-- start Provided data --

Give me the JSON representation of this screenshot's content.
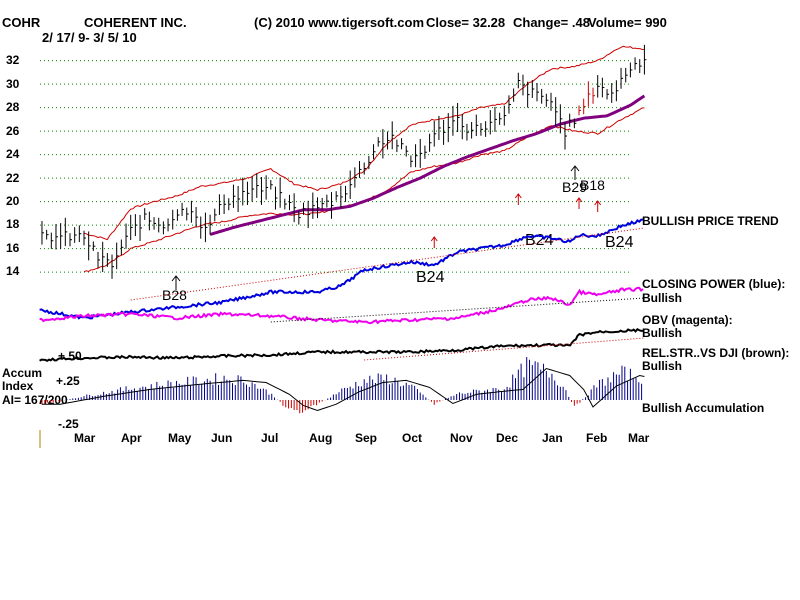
{
  "header": {
    "ticker": "COHR",
    "company": "COHERENT INC.",
    "copyright": "(C) 2010 www.tigersoft.com",
    "close_text": "Close=  32.28",
    "change_text": "Change= .48",
    "volume_text": "Volume= 990",
    "date_range": "2/ 17/ 9- 3/ 5/ 10"
  },
  "indicator_labels": {
    "price_trend": "BULLISH PRICE TREND",
    "closing_power_1": "CLOSING POWER (blue):",
    "closing_power_2": "Bullish",
    "obv_1": "OBV (magenta):",
    "obv_2": "Bullish",
    "relstr_1": "REL.STR..VS DJI (brown):",
    "relstr_2": "Bullish",
    "accum": "Bullish Accumulation"
  },
  "accum_panel": {
    "label_1": "Accum",
    "label_2": "Index",
    "ai": "AI= 167/200",
    "tick_plus50": "+.50",
    "tick_plus25": "+.25",
    "tick_minus25": "-.25"
  },
  "signals": [
    {
      "label": "B28",
      "size": "small"
    },
    {
      "label": "B24",
      "size": "big"
    },
    {
      "label": "B24",
      "size": "big"
    },
    {
      "label": "B24",
      "size": "big"
    },
    {
      "label": "B29",
      "size": "small"
    },
    {
      "label": "B18",
      "size": "small"
    }
  ],
  "colors": {
    "price": "#000000",
    "bands": "#cc0000",
    "ma": "#800080",
    "closing_power": "#0000dd",
    "obv": "#ee00ee",
    "rel_str": "#000000",
    "accum_pos": "#000088",
    "accum_neg": "#cc0000",
    "grid": "#008800",
    "signal_arrow": "#cc0000"
  },
  "chart_data": {
    "type": "line",
    "title": "COHERENT INC.",
    "ylim": [
      14,
      33
    ],
    "y_ticks": [
      "32",
      "30",
      "28",
      "26",
      "24",
      "22",
      "20",
      "18",
      "16",
      "14"
    ],
    "x_ticks": [
      "Mar",
      "Apr",
      "May",
      "Jun",
      "Jul",
      "Aug",
      "Sep",
      "Oct",
      "Nov",
      "Dec",
      "Jan",
      "Feb",
      "Mar"
    ],
    "grid": true,
    "series": [
      {
        "name": "Close",
        "t": [
          0,
          0.3,
          0.6,
          1,
          1.3,
          1.7,
          2,
          2.3,
          2.6,
          3,
          3.3,
          3.6,
          4,
          4.3,
          4.6,
          5,
          5.3,
          5.6,
          6,
          6.3,
          6.6,
          7,
          7.3,
          7.6,
          8,
          8.3,
          8.6,
          9,
          9.3,
          9.6,
          10,
          10.3,
          10.6,
          11,
          11.3,
          11.6,
          12
        ],
        "values": [
          17,
          15.2,
          14.6,
          17.5,
          18.5,
          18,
          19,
          19.5,
          17.5,
          20,
          20.5,
          21,
          21,
          20,
          19,
          19.5,
          20,
          21,
          23,
          25,
          25.5,
          23.5,
          24.5,
          26,
          27,
          26,
          26.5,
          27,
          30,
          29.2,
          28.5,
          26,
          27.5,
          30,
          29,
          31,
          32.28
        ]
      },
      {
        "name": "Upper Band",
        "t": [
          0,
          0.5,
          1,
          1.5,
          2,
          2.5,
          3,
          3.5,
          4,
          4.5,
          5,
          5.5,
          6,
          6.5,
          7,
          7.5,
          8,
          8.5,
          9,
          9.5,
          10,
          10.5,
          11,
          11.5,
          12
        ],
        "values": [
          17.3,
          16.8,
          19.4,
          20,
          20.5,
          21.3,
          21.6,
          22,
          22.8,
          21.5,
          21,
          21.5,
          22.6,
          25,
          26.5,
          27,
          27.3,
          28,
          28.3,
          30,
          31.3,
          31.5,
          32,
          33.2,
          33
        ]
      },
      {
        "name": "Lower Band",
        "t": [
          0,
          0.5,
          1,
          1.5,
          2,
          2.5,
          3,
          3.5,
          4,
          4.5,
          5,
          5.5,
          6,
          6.5,
          7,
          7.5,
          8,
          8.5,
          9,
          9.5,
          10,
          10.5,
          11,
          11.5,
          12
        ],
        "values": [
          14,
          14.6,
          16,
          16.6,
          17.3,
          18,
          18.3,
          18.8,
          19,
          18.9,
          19,
          19.5,
          20,
          21,
          22.5,
          23,
          23.3,
          24,
          24.3,
          25.5,
          26.5,
          26,
          25.8,
          27,
          28
        ]
      },
      {
        "name": "Moving Average",
        "t": [
          2.7,
          3.2,
          3.7,
          4.2,
          4.7,
          5.2,
          5.7,
          6.2,
          6.7,
          7.2,
          7.7,
          8.2,
          8.7,
          9.2,
          9.7,
          10.2,
          10.7,
          11.2,
          11.7,
          12
        ],
        "values": [
          17.2,
          17.8,
          18.3,
          18.8,
          19.3,
          19.3,
          19.6,
          20.3,
          21.2,
          22,
          23,
          23.8,
          24.5,
          25.2,
          25.8,
          26.6,
          27.1,
          27.3,
          28.2,
          29
        ]
      }
    ],
    "signal_markers": [
      {
        "label": "B28",
        "t": 2.7
      },
      {
        "label": "B24",
        "t": 7.5
      },
      {
        "label": "B24",
        "t": 9.5
      },
      {
        "label": "B24",
        "t": 11.4
      },
      {
        "label": "B29",
        "t": 10.5
      },
      {
        "label": "B18",
        "t": 10.7
      }
    ],
    "red_arrows_t": [
      7.5,
      9.3,
      10.6,
      11.0
    ]
  }
}
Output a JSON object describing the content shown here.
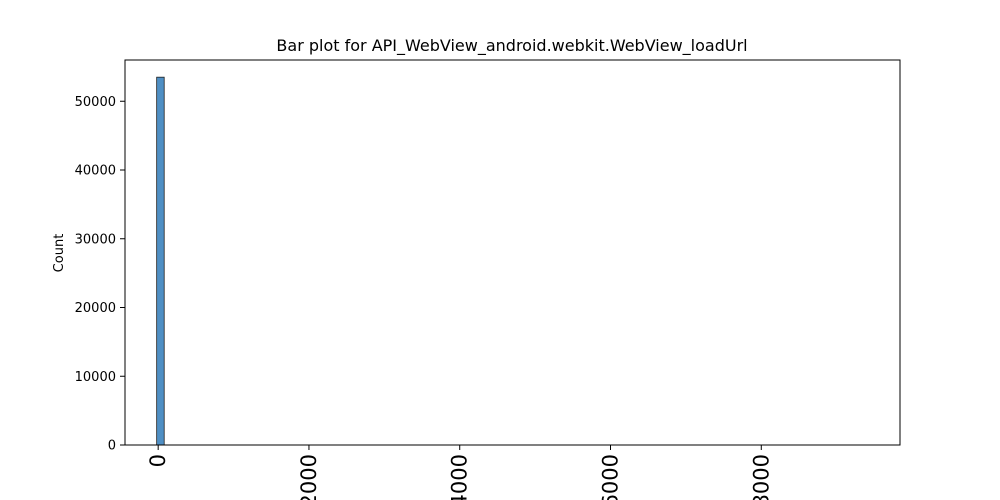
{
  "chart_data": {
    "type": "bar",
    "title": "Bar plot for API_WebView_android.webkit.WebView_loadUrl",
    "xlabel": "",
    "ylabel": "Count",
    "xlim": [
      -110,
      2460
    ],
    "ylim": [
      0,
      56000
    ],
    "x_ticks": [
      0,
      500,
      1000,
      1500,
      2000
    ],
    "x_tick_labels": [
      "0",
      "2000",
      "4000",
      "6000",
      "8000"
    ],
    "y_ticks": [
      0,
      10000,
      20000,
      30000,
      40000,
      50000
    ],
    "y_tick_labels": [
      "0",
      "10000",
      "20000",
      "30000",
      "40000",
      "50000"
    ],
    "bars": [
      {
        "x0": -5,
        "x1": 20,
        "value": 53500
      }
    ],
    "grid": false,
    "bar_color": "#4f8fc4",
    "bar_edge_color": "#1f1f1f"
  }
}
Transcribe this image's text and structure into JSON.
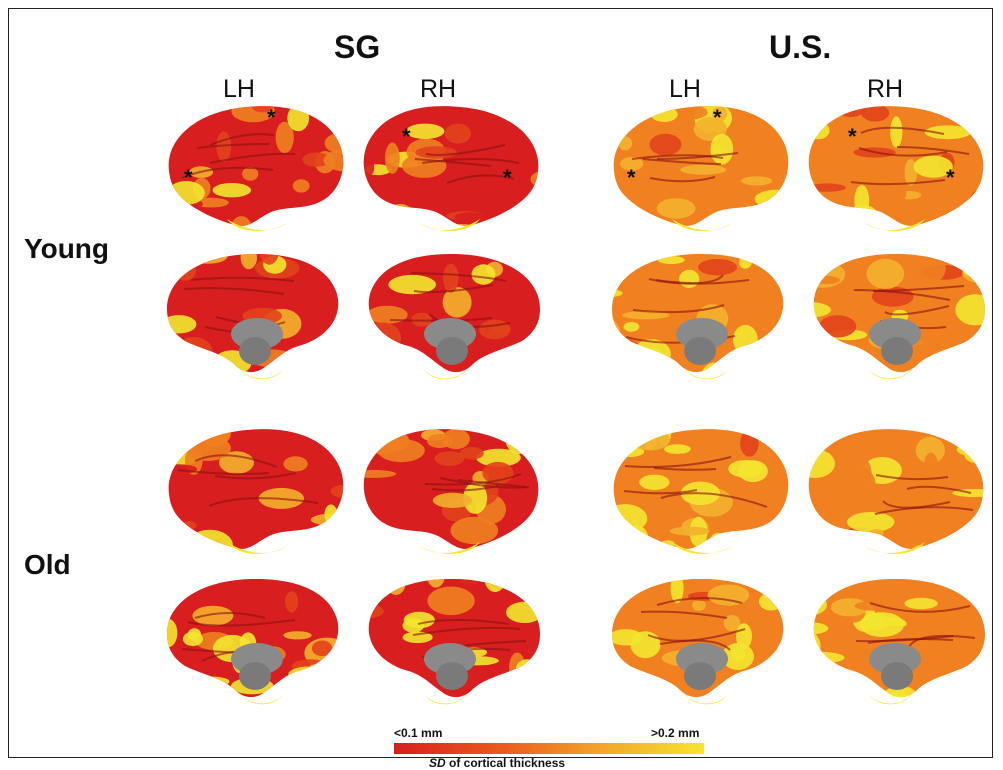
{
  "groups": [
    {
      "title": "SG",
      "hemis": [
        "LH",
        "RH"
      ]
    },
    {
      "title": "U.S.",
      "hemis": [
        "LH",
        "RH"
      ]
    }
  ],
  "rows": [
    {
      "label": "Young"
    },
    {
      "label": "Old"
    }
  ],
  "colors": {
    "low": "#d81e1e",
    "mid": "#f08020",
    "high": "#f3e62f",
    "medial_wall": "#8a8a8a"
  },
  "colorbar": {
    "min_label": "<0.1 mm",
    "max_label": ">0.2 mm",
    "caption_italic": "SD",
    "caption_rest": " of cortical thickness"
  },
  "annotations": {
    "marker": "*"
  }
}
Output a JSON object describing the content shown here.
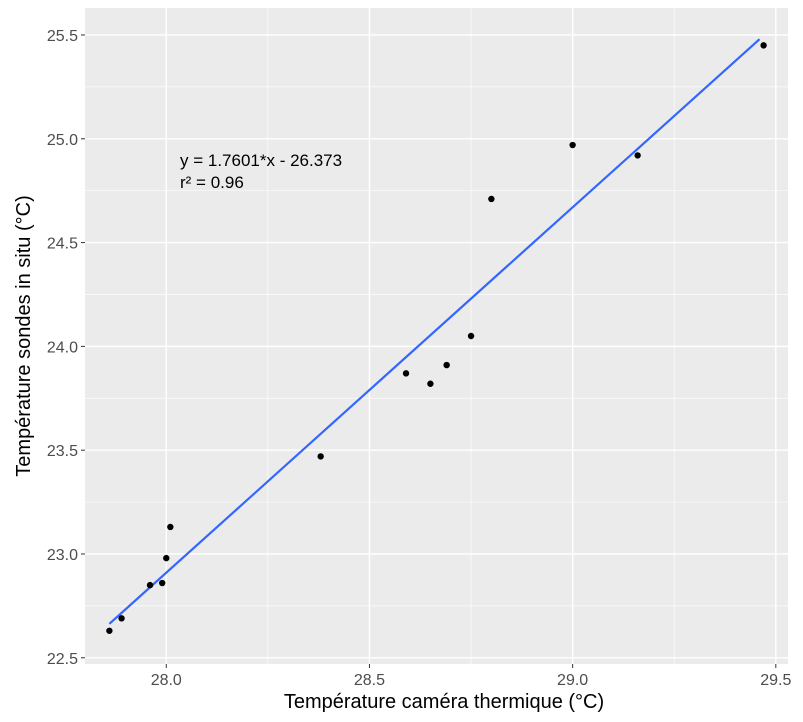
{
  "chart_data": {
    "type": "scatter",
    "title": "",
    "xlabel": "Température caméra thermique (°C)",
    "ylabel": "Température sondes in situ (°C)",
    "xlim": [
      27.8,
      29.53
    ],
    "ylim": [
      22.47,
      25.63
    ],
    "x_ticks": [
      28.0,
      28.5,
      29.0,
      29.5
    ],
    "y_ticks": [
      22.5,
      23.0,
      23.5,
      24.0,
      24.5,
      25.0,
      25.5
    ],
    "x_tick_labels": [
      "28.0",
      "28.5",
      "29.0",
      "29.5"
    ],
    "y_tick_labels": [
      "22.5",
      "23.0",
      "23.5",
      "24.0",
      "24.5",
      "25.0",
      "25.5"
    ],
    "grid": true,
    "legend": "none",
    "points": [
      {
        "x": 27.86,
        "y": 22.63
      },
      {
        "x": 27.89,
        "y": 22.69
      },
      {
        "x": 27.96,
        "y": 22.85
      },
      {
        "x": 27.99,
        "y": 22.86
      },
      {
        "x": 28.0,
        "y": 22.98
      },
      {
        "x": 28.01,
        "y": 23.13
      },
      {
        "x": 28.38,
        "y": 23.47
      },
      {
        "x": 28.59,
        "y": 23.87
      },
      {
        "x": 28.65,
        "y": 23.82
      },
      {
        "x": 28.69,
        "y": 23.91
      },
      {
        "x": 28.75,
        "y": 24.05
      },
      {
        "x": 28.8,
        "y": 24.71
      },
      {
        "x": 29.0,
        "y": 24.97
      },
      {
        "x": 29.16,
        "y": 24.92
      },
      {
        "x": 29.47,
        "y": 25.45
      }
    ],
    "fit_line": {
      "slope": 1.7601,
      "intercept": -26.373,
      "x_range": [
        27.86,
        29.46
      ]
    },
    "annotations": [
      "y = 1.7601*x - 26.373",
      "r² = 0.96"
    ],
    "colors": {
      "panel_background": "#ebebeb",
      "grid": "#ffffff",
      "points": "#000000",
      "fit_line": "#3366ff"
    }
  }
}
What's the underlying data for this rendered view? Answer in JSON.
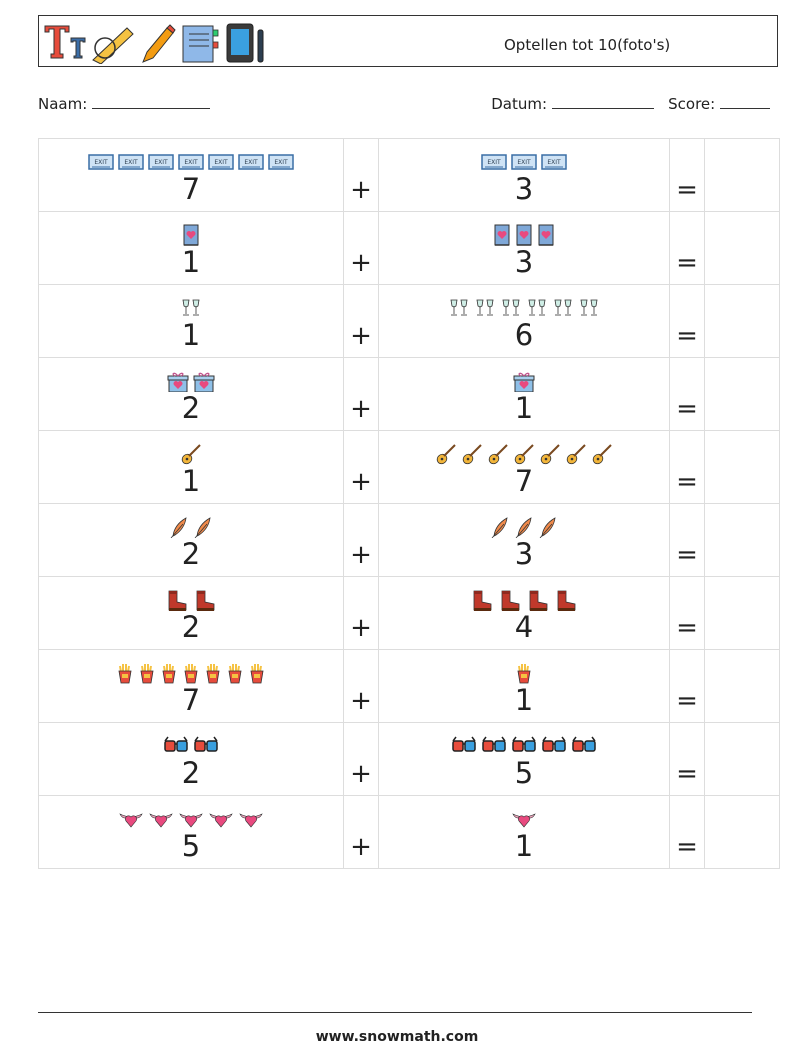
{
  "header": {
    "title": "Optellen tot 10(foto's)",
    "icons": [
      "text-tt-icon",
      "protractor-icon",
      "pencil-icon",
      "notebook-icon",
      "tablet-icon"
    ]
  },
  "info": {
    "name_label": "Naam:",
    "date_label": "Datum:",
    "score_label": "Score:"
  },
  "operators": {
    "plus": "+",
    "equals": "="
  },
  "rows": [
    {
      "icon": "exit-sign",
      "a": 7,
      "b": 3,
      "a_text": "7",
      "b_text": "3"
    },
    {
      "icon": "heart-book",
      "a": 1,
      "b": 3,
      "a_text": "1",
      "b_text": "3"
    },
    {
      "icon": "champagne-glasses",
      "a": 1,
      "b": 6,
      "a_text": "1",
      "b_text": "6"
    },
    {
      "icon": "gift-box",
      "a": 2,
      "b": 1,
      "a_text": "2",
      "b_text": "1"
    },
    {
      "icon": "guitar",
      "a": 1,
      "b": 7,
      "a_text": "1",
      "b_text": "7"
    },
    {
      "icon": "feather-quill",
      "a": 2,
      "b": 3,
      "a_text": "2",
      "b_text": "3"
    },
    {
      "icon": "boot",
      "a": 2,
      "b": 4,
      "a_text": "2",
      "b_text": "4"
    },
    {
      "icon": "fries",
      "a": 7,
      "b": 1,
      "a_text": "7",
      "b_text": "1"
    },
    {
      "icon": "3d-glasses",
      "a": 2,
      "b": 5,
      "a_text": "2",
      "b_text": "5"
    },
    {
      "icon": "winged-heart",
      "a": 5,
      "b": 1,
      "a_text": "5",
      "b_text": "1"
    }
  ],
  "footer": {
    "text": "www.snowmath.com"
  }
}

-- end Provided data --

• _Required task_
How many lines in the entries contain the string "title"? Answer with the number only.

• _Complete response_
6